--- BEGIN ---

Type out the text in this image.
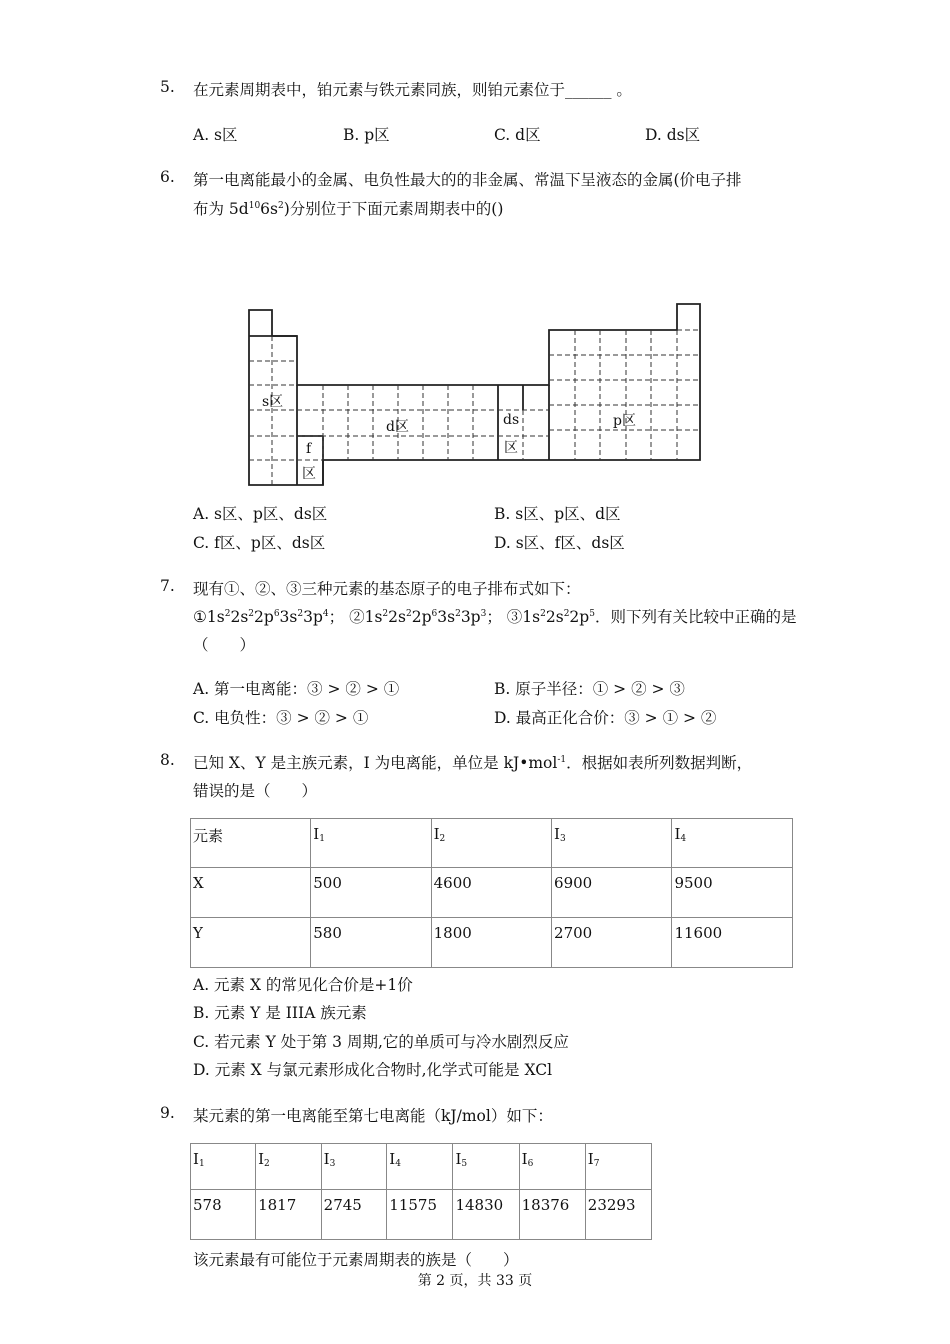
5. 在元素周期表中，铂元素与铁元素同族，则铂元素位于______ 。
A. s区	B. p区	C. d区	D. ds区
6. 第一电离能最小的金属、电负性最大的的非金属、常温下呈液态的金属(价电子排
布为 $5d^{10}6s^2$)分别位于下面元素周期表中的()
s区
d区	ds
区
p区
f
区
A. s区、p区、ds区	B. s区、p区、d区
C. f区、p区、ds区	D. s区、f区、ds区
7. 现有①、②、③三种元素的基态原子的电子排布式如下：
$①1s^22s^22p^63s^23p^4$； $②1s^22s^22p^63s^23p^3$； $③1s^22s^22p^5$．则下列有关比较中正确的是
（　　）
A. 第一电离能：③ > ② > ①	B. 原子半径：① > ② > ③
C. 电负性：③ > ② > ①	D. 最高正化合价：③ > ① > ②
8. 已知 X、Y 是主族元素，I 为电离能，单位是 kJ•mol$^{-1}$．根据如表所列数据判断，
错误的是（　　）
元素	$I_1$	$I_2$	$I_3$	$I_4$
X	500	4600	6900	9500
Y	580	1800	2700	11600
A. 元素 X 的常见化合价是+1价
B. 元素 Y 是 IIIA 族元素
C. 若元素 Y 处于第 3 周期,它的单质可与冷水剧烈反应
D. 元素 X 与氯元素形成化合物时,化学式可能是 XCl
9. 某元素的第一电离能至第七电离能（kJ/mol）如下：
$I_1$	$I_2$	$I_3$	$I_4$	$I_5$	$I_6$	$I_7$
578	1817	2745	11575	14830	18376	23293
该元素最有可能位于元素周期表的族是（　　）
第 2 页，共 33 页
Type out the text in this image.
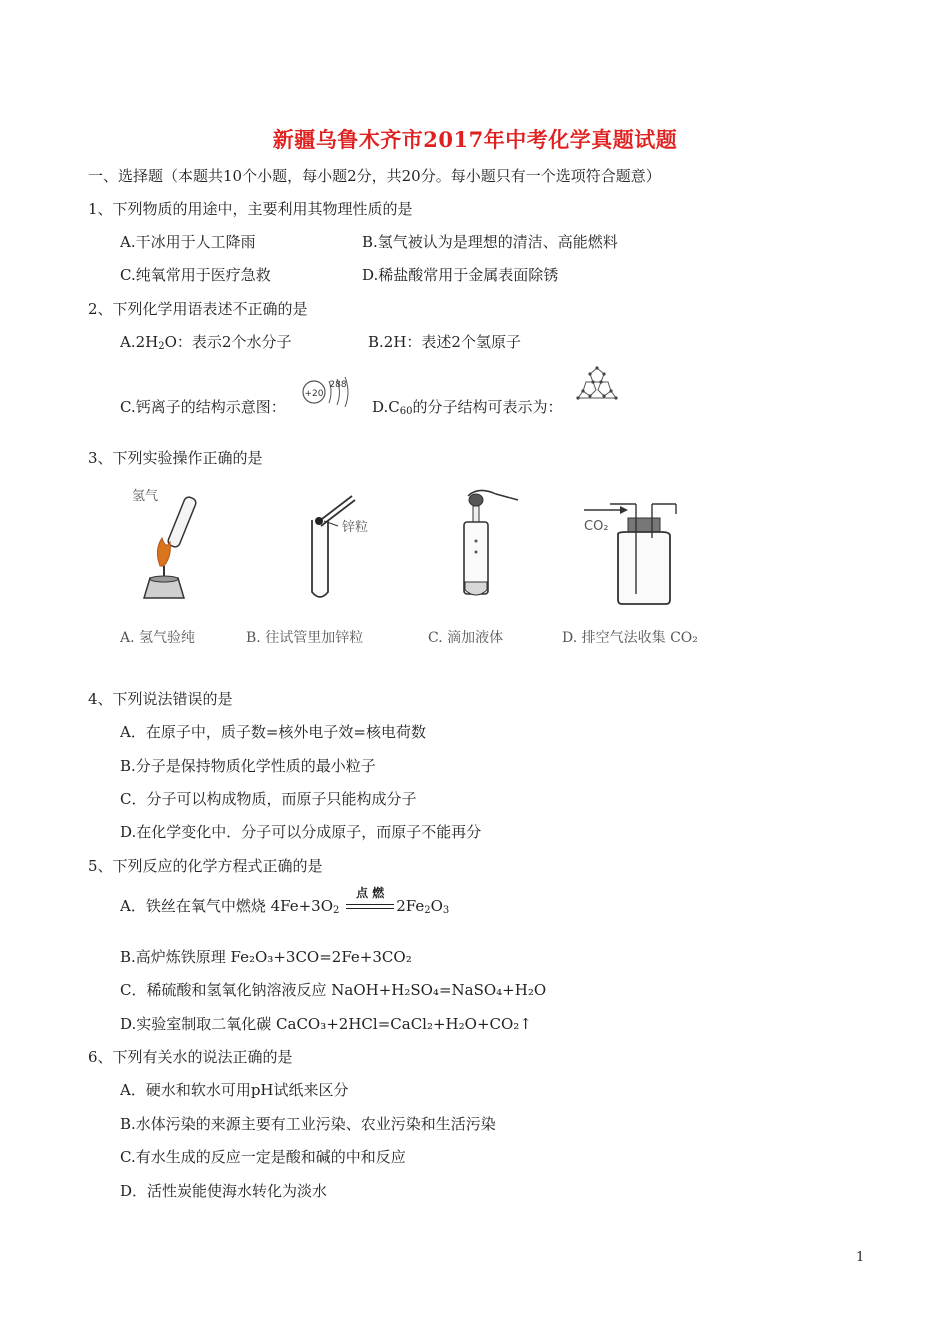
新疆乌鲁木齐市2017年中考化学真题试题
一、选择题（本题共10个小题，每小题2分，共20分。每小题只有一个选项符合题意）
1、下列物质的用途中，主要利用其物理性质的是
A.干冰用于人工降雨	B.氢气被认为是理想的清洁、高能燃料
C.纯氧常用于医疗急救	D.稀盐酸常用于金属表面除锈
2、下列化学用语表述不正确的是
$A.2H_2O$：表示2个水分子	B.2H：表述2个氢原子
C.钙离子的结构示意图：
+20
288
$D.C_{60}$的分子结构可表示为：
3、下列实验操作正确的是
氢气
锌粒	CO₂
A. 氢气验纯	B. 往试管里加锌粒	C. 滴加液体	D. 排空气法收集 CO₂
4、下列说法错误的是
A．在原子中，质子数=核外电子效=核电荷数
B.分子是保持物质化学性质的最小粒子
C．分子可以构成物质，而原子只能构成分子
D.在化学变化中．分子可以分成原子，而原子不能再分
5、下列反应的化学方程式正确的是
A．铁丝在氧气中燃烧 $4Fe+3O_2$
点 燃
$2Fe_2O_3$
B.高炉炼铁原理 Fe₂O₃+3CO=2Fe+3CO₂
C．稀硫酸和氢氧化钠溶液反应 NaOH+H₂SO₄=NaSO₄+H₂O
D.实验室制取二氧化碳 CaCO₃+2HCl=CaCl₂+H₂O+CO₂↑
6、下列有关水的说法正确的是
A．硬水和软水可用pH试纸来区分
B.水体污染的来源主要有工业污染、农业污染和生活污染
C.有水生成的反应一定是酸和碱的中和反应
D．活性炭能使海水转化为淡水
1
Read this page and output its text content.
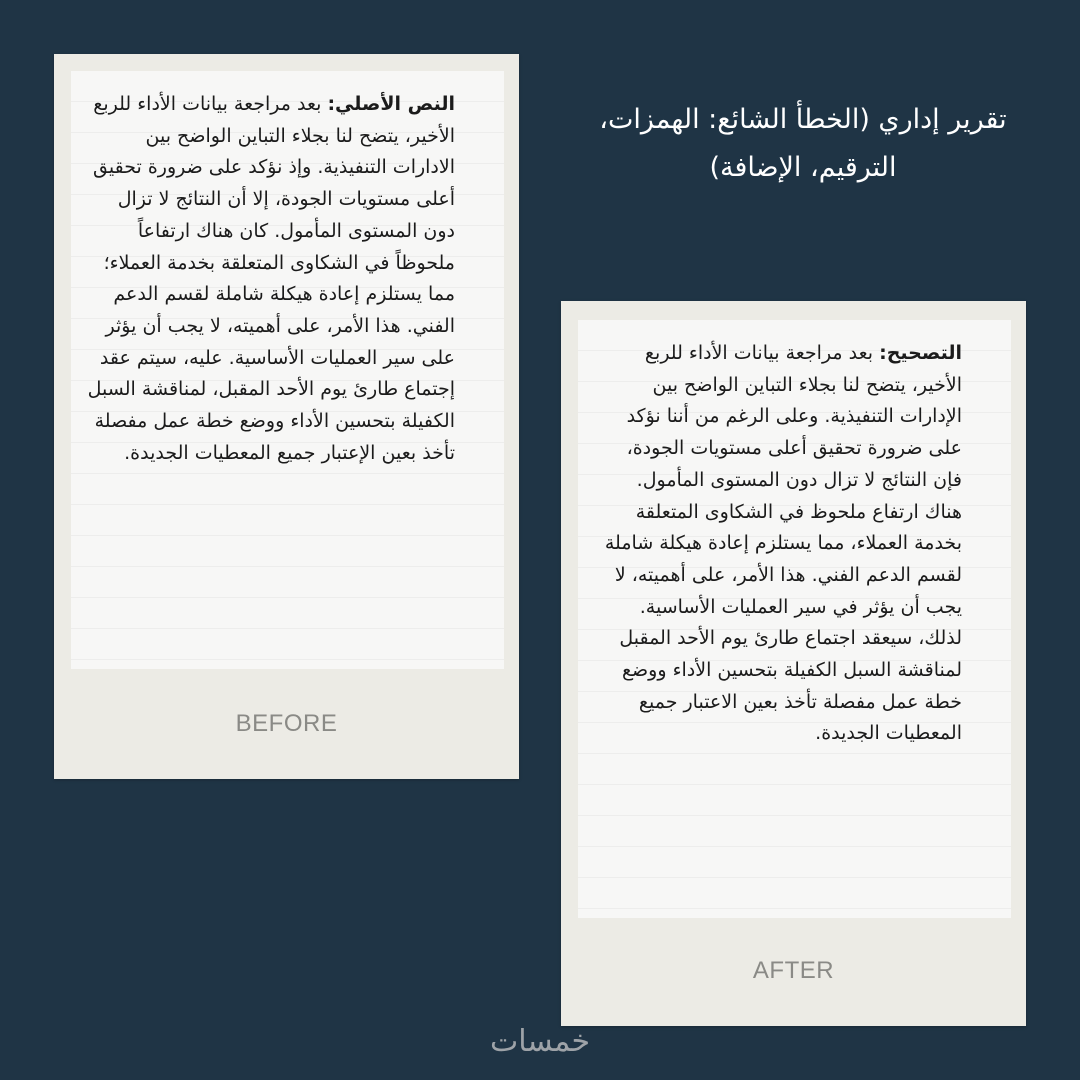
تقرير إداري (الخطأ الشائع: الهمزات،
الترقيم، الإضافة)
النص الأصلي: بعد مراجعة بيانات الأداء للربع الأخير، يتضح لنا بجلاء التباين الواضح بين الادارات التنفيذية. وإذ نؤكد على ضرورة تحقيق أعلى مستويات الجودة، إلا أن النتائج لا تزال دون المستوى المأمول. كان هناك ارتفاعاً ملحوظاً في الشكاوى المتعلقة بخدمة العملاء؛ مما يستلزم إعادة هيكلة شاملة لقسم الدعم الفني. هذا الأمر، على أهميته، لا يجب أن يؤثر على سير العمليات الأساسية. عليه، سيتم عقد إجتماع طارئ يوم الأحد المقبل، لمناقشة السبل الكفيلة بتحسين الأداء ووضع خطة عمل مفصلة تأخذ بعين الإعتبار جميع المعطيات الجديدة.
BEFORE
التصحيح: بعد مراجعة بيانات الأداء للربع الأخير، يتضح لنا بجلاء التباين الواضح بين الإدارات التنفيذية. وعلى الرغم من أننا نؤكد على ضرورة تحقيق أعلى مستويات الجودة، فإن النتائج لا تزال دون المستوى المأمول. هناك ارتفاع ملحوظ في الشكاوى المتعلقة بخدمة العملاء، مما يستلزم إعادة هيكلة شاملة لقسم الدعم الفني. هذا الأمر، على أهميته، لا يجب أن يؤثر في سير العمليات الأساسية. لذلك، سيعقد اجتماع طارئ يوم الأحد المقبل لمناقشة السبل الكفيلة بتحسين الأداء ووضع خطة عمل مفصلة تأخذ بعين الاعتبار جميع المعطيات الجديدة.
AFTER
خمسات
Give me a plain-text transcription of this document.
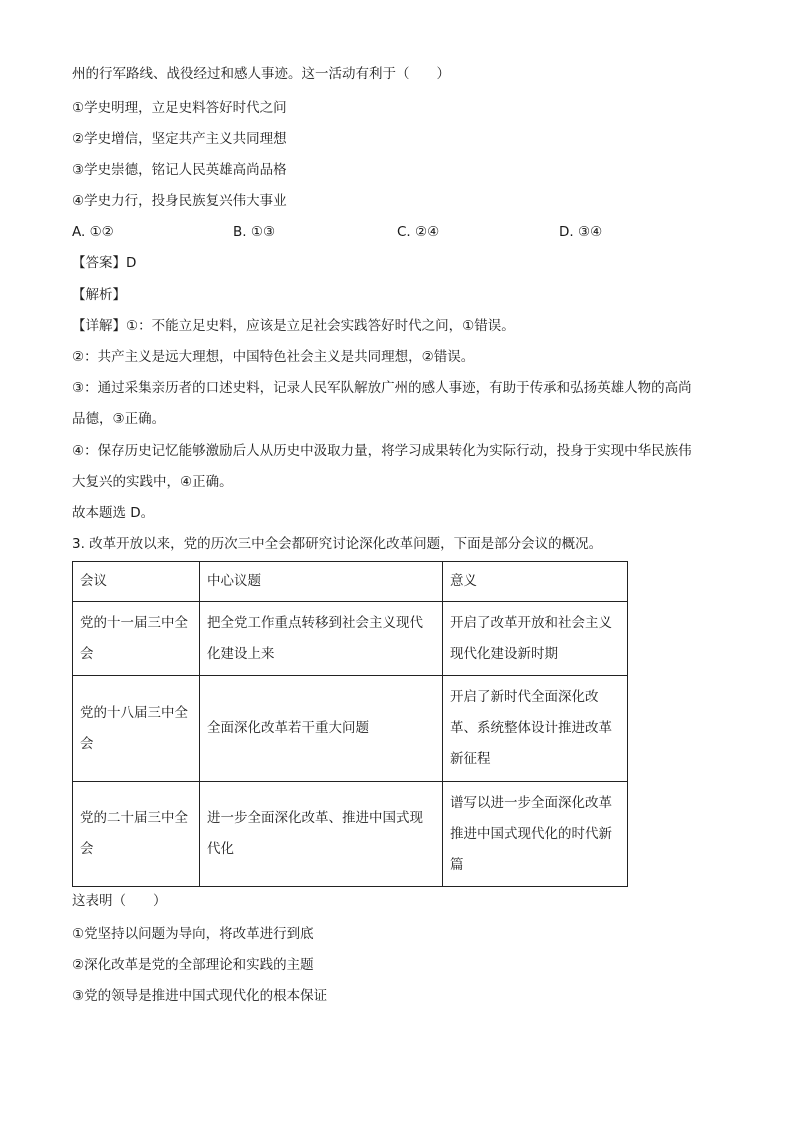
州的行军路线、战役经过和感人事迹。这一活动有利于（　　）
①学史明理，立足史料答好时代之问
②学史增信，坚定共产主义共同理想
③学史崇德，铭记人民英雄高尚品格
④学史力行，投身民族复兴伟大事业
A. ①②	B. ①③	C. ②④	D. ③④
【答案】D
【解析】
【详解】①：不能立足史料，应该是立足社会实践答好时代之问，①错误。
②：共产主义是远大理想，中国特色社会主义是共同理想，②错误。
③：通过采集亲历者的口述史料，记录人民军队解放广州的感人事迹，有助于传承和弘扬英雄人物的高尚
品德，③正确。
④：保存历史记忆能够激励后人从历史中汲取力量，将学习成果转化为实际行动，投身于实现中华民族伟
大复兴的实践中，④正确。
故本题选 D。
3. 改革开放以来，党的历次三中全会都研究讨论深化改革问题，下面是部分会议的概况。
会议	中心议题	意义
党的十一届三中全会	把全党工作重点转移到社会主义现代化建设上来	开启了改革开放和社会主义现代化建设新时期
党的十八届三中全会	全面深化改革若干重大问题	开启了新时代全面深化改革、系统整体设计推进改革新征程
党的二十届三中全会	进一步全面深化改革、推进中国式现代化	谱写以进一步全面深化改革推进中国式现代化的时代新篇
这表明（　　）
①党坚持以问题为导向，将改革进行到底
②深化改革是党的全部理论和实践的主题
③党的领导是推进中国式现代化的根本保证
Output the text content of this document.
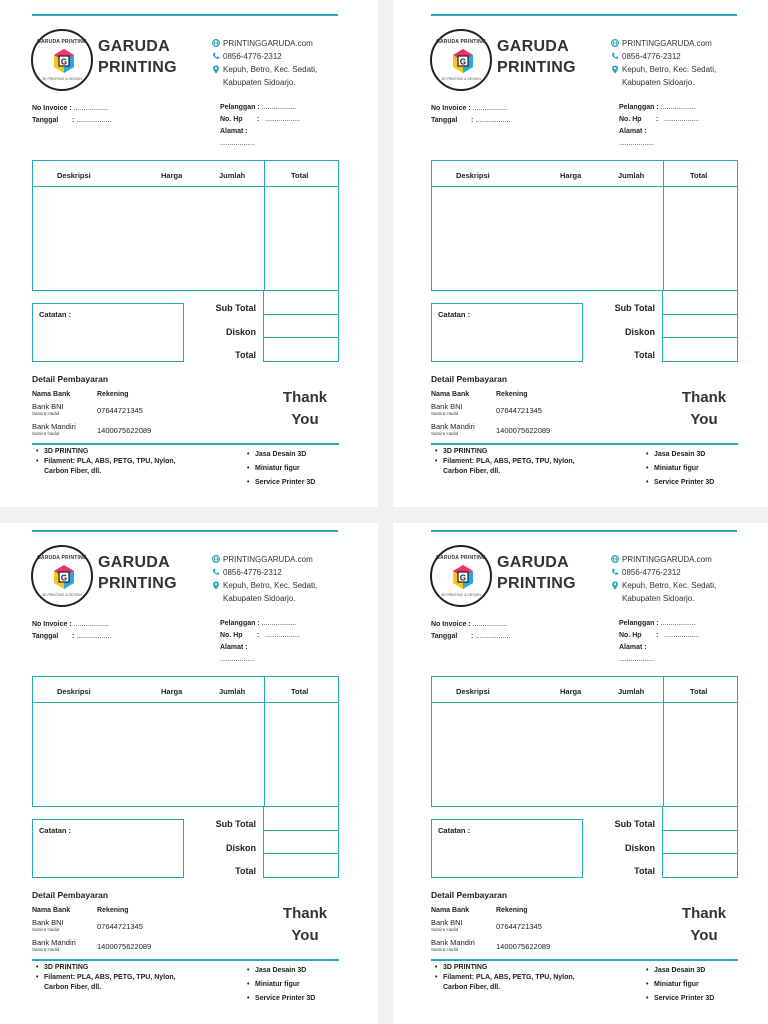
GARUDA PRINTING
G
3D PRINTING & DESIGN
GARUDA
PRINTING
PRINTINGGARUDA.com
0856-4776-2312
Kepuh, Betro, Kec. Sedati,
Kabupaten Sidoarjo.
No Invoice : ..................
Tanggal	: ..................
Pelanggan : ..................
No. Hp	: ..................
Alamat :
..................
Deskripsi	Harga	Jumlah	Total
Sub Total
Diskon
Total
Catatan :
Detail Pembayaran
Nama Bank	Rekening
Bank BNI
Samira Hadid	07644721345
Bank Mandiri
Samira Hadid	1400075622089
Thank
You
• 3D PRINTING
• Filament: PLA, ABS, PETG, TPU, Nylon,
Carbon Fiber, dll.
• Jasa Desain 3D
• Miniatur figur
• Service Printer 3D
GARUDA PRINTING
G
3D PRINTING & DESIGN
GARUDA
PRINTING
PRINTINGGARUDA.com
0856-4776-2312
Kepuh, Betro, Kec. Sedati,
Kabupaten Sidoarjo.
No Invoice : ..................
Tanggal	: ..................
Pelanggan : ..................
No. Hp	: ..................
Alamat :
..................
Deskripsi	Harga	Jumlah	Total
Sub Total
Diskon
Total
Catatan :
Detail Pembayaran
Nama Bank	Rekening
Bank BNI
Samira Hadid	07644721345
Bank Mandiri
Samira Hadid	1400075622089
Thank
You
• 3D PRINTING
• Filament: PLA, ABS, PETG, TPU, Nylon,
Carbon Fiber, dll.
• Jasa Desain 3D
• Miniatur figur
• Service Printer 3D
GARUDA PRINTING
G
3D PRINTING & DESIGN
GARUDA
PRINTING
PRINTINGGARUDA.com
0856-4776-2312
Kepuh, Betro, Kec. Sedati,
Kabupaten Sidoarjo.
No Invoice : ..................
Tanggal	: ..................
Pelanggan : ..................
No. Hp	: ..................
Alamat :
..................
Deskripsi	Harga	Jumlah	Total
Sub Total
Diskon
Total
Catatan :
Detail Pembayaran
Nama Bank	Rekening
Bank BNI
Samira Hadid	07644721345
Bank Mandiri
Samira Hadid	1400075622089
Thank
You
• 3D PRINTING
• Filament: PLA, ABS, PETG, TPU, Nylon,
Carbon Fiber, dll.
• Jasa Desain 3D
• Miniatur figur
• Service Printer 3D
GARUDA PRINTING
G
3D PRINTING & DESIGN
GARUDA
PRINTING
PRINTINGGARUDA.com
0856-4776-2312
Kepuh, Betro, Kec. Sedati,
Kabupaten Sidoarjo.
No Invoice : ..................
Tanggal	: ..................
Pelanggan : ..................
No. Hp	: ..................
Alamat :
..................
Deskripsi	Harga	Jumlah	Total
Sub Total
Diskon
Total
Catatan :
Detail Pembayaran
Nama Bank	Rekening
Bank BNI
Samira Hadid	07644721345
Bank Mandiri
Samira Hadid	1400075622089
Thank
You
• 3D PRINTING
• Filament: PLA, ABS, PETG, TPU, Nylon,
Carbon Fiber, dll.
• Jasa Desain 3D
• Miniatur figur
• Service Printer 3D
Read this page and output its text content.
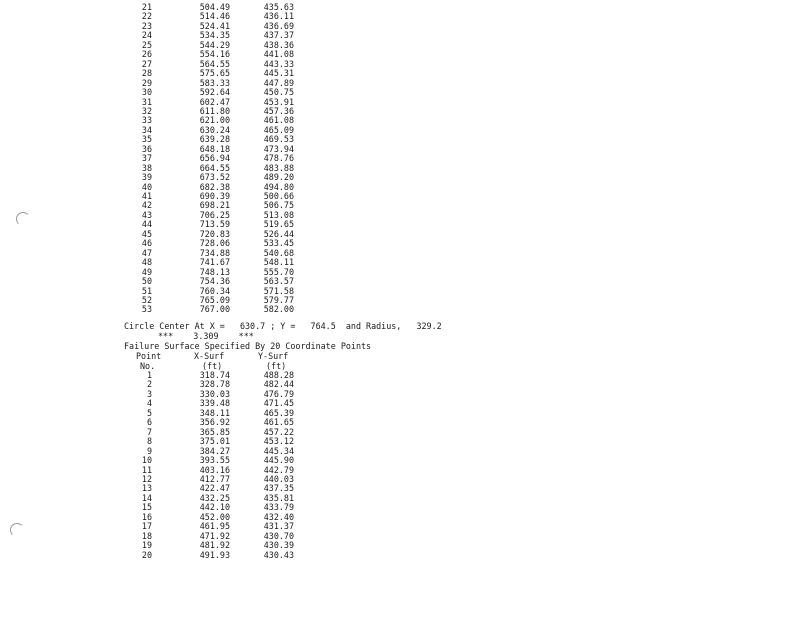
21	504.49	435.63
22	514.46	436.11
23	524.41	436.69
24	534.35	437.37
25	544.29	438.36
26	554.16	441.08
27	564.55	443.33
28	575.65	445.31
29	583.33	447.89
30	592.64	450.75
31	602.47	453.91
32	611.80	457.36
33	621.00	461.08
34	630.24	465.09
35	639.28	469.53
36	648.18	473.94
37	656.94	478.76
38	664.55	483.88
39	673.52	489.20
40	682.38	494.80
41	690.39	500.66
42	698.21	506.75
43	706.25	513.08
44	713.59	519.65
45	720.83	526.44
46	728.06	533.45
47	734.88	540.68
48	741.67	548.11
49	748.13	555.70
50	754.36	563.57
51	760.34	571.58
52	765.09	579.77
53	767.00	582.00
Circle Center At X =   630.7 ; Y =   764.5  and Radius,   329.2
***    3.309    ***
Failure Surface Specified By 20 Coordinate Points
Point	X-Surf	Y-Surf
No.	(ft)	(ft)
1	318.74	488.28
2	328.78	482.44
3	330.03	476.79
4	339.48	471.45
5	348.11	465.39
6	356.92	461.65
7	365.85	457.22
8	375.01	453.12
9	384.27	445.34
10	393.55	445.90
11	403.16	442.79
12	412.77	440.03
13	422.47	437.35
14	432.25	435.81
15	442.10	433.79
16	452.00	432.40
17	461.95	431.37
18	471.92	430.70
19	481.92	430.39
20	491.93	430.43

--- END ---

| Exercise description |
Looking at the records above, work out how many lines include the word "النتائج", then give that number by itself.

| Right answer |
2